**EXERCISE INSTRUCTIONS:** Filter out everything except lines holding "header".

**RECORDS TO USE:**
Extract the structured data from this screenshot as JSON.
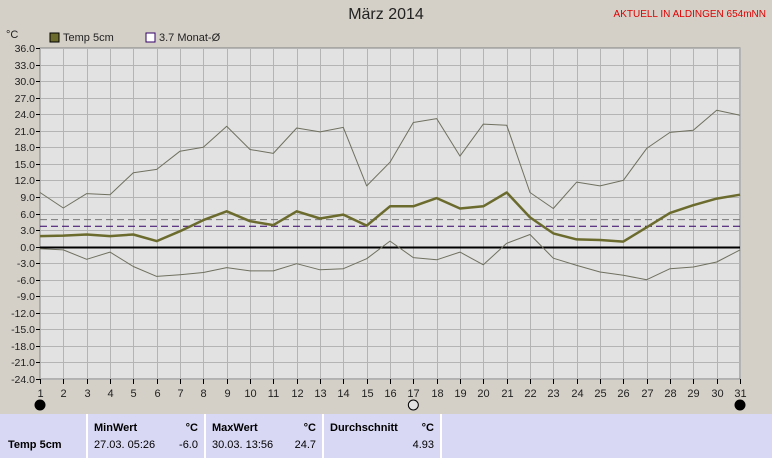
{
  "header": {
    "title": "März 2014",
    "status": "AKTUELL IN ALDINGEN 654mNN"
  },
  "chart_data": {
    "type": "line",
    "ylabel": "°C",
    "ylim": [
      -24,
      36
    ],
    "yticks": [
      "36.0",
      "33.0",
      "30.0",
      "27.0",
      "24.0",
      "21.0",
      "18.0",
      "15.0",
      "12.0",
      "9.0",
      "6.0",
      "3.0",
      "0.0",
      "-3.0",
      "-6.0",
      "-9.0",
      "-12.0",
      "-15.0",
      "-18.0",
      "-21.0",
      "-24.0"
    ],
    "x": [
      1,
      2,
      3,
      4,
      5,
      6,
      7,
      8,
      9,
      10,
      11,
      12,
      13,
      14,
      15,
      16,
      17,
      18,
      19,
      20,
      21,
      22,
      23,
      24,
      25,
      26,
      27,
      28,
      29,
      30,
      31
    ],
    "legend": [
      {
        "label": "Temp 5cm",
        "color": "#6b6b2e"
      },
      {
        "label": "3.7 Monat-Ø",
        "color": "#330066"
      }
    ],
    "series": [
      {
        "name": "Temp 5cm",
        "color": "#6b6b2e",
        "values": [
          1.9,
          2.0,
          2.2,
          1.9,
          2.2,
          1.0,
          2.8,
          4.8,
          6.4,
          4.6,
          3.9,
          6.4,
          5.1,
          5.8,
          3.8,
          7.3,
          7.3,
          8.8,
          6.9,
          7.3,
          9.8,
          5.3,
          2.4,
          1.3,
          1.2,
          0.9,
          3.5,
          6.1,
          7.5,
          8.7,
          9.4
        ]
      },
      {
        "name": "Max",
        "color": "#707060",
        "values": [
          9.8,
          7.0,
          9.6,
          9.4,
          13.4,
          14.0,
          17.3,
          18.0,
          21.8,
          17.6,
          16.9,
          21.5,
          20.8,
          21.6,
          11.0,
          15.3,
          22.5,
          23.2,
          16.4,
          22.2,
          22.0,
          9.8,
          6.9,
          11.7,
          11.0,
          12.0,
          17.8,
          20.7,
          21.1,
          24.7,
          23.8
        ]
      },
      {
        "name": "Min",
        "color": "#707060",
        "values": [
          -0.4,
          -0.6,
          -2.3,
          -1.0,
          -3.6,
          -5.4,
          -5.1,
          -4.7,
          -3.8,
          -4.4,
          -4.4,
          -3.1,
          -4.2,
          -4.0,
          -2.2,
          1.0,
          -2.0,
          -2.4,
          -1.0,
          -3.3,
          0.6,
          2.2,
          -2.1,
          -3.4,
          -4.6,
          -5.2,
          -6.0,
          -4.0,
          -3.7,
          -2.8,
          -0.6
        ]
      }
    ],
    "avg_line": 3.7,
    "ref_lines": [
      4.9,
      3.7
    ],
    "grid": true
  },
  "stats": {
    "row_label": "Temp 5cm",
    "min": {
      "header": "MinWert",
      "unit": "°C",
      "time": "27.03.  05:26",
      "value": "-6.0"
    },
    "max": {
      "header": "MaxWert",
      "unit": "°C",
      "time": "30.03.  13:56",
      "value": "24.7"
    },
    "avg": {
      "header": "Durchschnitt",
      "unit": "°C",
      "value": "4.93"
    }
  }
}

**RESULT BELOW:**
  "header": {
      "header": "MinWert",
      "header": "MaxWert",
      "header": "Durchschnitt",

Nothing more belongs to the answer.